Goal>
Turn every row below into a numbered list, one row per number, and leave out any blank lines.

Given entries>
-- -- --

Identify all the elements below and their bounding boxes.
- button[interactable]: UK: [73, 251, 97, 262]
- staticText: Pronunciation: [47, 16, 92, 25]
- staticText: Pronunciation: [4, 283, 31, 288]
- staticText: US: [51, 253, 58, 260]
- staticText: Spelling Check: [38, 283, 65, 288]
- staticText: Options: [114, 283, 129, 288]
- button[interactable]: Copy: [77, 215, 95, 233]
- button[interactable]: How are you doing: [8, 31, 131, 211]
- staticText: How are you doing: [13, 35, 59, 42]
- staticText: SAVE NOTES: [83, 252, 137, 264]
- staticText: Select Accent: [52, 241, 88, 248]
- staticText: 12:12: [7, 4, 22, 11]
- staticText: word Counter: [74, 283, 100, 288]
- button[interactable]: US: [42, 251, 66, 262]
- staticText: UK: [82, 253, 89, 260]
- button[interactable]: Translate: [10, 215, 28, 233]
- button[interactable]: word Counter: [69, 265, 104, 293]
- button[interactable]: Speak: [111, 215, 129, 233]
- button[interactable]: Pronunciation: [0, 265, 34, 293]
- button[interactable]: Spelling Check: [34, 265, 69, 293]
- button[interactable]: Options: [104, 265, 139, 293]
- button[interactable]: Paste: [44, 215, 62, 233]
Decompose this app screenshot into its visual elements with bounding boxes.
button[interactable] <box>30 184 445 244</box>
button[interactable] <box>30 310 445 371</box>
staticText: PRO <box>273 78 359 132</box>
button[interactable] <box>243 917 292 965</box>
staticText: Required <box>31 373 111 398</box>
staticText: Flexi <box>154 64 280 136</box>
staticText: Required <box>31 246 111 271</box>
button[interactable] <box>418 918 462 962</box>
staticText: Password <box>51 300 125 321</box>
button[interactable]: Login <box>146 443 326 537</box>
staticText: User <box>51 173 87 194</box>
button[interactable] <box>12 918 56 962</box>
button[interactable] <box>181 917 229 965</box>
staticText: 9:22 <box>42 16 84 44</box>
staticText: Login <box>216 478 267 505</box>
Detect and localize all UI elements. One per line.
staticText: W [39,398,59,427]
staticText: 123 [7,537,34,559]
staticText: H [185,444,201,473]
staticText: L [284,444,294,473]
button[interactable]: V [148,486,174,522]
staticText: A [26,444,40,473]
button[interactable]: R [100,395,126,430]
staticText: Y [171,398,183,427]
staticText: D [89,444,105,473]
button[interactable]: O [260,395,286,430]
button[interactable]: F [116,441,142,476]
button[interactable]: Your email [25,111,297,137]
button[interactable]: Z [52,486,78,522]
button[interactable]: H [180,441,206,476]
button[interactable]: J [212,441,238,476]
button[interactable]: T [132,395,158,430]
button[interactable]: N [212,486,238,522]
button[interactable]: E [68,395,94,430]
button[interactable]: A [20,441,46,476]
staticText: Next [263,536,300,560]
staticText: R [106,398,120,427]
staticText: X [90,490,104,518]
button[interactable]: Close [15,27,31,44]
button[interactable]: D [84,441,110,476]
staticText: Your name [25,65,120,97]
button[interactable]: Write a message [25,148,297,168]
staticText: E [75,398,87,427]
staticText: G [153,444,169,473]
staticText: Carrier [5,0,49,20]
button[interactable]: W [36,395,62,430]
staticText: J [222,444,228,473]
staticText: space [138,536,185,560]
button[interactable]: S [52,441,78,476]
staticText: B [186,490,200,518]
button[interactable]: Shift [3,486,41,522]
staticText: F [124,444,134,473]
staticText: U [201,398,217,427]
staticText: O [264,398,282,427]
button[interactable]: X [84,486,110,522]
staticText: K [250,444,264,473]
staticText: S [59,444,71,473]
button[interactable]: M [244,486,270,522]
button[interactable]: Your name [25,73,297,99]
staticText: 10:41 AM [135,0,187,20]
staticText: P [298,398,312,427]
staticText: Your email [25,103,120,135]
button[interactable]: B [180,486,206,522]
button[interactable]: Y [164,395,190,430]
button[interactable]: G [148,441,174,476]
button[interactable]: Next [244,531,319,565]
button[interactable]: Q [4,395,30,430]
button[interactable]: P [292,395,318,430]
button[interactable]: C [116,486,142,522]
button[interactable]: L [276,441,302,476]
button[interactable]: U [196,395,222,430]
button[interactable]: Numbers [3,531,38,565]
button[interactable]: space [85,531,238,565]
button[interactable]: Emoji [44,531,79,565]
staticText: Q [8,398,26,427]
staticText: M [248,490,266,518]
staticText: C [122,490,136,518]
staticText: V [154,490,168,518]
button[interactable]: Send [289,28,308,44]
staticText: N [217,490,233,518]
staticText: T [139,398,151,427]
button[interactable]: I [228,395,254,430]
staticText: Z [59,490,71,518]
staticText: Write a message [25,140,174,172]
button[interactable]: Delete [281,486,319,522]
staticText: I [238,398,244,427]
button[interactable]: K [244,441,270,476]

-- -- --

Response to the exercise>
1. Identify all the elements below and their bounding boxes.
2. - button[interactable]: UK: [73, 251, 97, 262]
3. - staticText: Pronunciation: [47, 16, 92, 25]
4. - staticText: Pronunciation: [4, 283, 31, 288]
5. - staticText: US: [51, 253, 58, 260]
6. - staticText: Spelling Check: [38, 283, 65, 288]
7. - staticText: Options: [114, 283, 129, 288]
8. - button[interactable]: Copy: [77, 215, 95, 233]
9. - button[interactable]: How are you doing: [8, 31, 131, 211]
10. - staticText: How are you doing: [13, 35, 59, 42]
11. - staticText: SAVE NOTES: [83, 252, 137, 264]
12. - staticText: Select Accent: [52, 241, 88, 248]
13. - staticText: 12:12: [7, 4, 22, 11]
14. - staticText: word Counter: [74, 283, 100, 288]
15. - button[interactable]: US: [42, 251, 66, 262]
16. - staticText: UK: [82, 253, 89, 260]
17. - button[interactable]: Translate: [10, 215, 28, 233]
18. - button[interactable]: word Counter: [69, 265, 104, 293]
19. - button[interactable]: Speak: [111, 215, 129, 233]
20. - button[interactable]: Pronunciation: [0, 265, 34, 293]
21. - button[interactable]: Spelling Check: [34, 265, 69, 293]
22. - button[interactable]: Options: [104, 265, 139, 293]
23. - button[interactable]: Paste: [44, 215, 62, 233]
24. Decompose this app screenshot into its visual elements with bounding boxes.
25. button[interactable] <box>30 184 445 244</box>
26. button[interactable] <box>30 310 445 371</box>
27. staticText: PRO <box>273 78 359 132</box>
28. button[interactable] <box>243 917 292 965</box>
29. staticText: Required <box>31 373 111 398</box>
30. staticText: Flexi <box>154 64 280 136</box>
31. staticText: Required <box>31 246 111 271</box>
32. button[interactable] <box>418 918 462 962</box>
33. staticText: Password <box>51 300 125 321</box>
34. button[interactable]: Login <box>146 443 326 537</box>
35. staticText: User <box>51 173 87 194</box>
36. button[interactable] <box>12 918 56 962</box>
37. button[interactable] <box>181 917 229 965</box>
38. staticText: 9:22 <box>42 16 84 44</box>
39. staticText: Login <box>216 478 267 505</box>
40. Detect and localize all UI elements. One per line.
41. staticText: W [39,398,59,427]
42. staticText: 123 [7,537,34,559]
43. staticText: H [185,444,201,473]
44. staticText: L [284,444,294,473]
45. button[interactable]: V [148,486,174,522]
46. staticText: A [26,444,40,473]
47. button[interactable]: R [100,395,126,430]
48. staticText: Y [171,398,183,427]
49. staticText: D [89,444,105,473]
50. button[interactable]: O [260,395,286,430]
51. button[interactable]: F [116,441,142,476]
52. button[interactable]: Your email [25,111,297,137]
53. button[interactable]: Z [52,486,78,522]
54. button[interactable]: H [180,441,206,476]
55. button[interactable]: J [212,441,238,476]
56. button[interactable]: T [132,395,158,430]
57. button[interactable]: N [212,486,238,522]
58. button[interactable]: E [68,395,94,430]
59. button[interactable]: A [20,441,46,476]
60. staticText: Next [263,536,300,560]
61. staticText: R [106,398,120,427]
62. staticText: X [90,490,104,518]
63. button[interactable]: Close [15,27,31,44]
64. button[interactable]: D [84,441,110,476]
65. staticText: Your name [25,65,120,97]
66. button[interactable]: Write a message [25,148,297,168]
67. staticText: E [75,398,87,427]
68. staticText: G [153,444,169,473]
69. staticText: Carrier [5,0,49,20]
70. button[interactable]: W [36,395,62,430]
71. staticText: J [222,444,228,473]
72. staticText: space [138,536,185,560]
73. button[interactable]: S [52,441,78,476]
74. staticText: B [186,490,200,518]
75. button[interactable]: Shift [3,486,41,522]
76. staticText: F [124,444,134,473]
77. staticText: U [201,398,217,427]
78. staticText: O [264,398,282,427]
79. button[interactable]: X [84,486,110,522]
80. staticText: K [250,444,264,473]
81. staticText: S [59,444,71,473]
82. button[interactable]: M [244,486,270,522]
83. button[interactable]: Your name [25,73,297,99]
84. staticText: 10:41 AM [135,0,187,20]
85. staticText: P [298,398,312,427]
86. staticText: Your email [25,103,120,135]
87. button[interactable]: B [180,486,206,522]
88. button[interactable]: Y [164,395,190,430]
89. button[interactable]: G [148,441,174,476]
90. button[interactable]: Next [244,531,319,565]
91. button[interactable]: Q [4,395,30,430]
92. button[interactable]: P [292,395,318,430]
93. button[interactable]: C [116,486,142,522]
94. button[interactable]: L [276,441,302,476]
95. button[interactable]: U [196,395,222,430]
96. button[interactable]: Numbers [3,531,38,565]
97. button[interactable]: space [85,531,238,565]
98. button[interactable]: Emoji [44,531,79,565]
99. staticText: Q [8,398,26,427]
100. staticText: M [248,490,266,518]
101. staticText: C [122,490,136,518]
102. staticText: V [154,490,168,518]
103. button[interactable]: Send [289,28,308,44]
104. staticText: N [217,490,233,518]
105. staticText: T [139,398,151,427]
106. button[interactable]: I [228,395,254,430]
107. staticText: Z [59,490,71,518]
108. staticText: Write a message [25,140,174,172]
109. button[interactable]: Delete [281,486,319,522]
110. staticText: I [238,398,244,427]
111. button[interactable]: K [244,441,270,476]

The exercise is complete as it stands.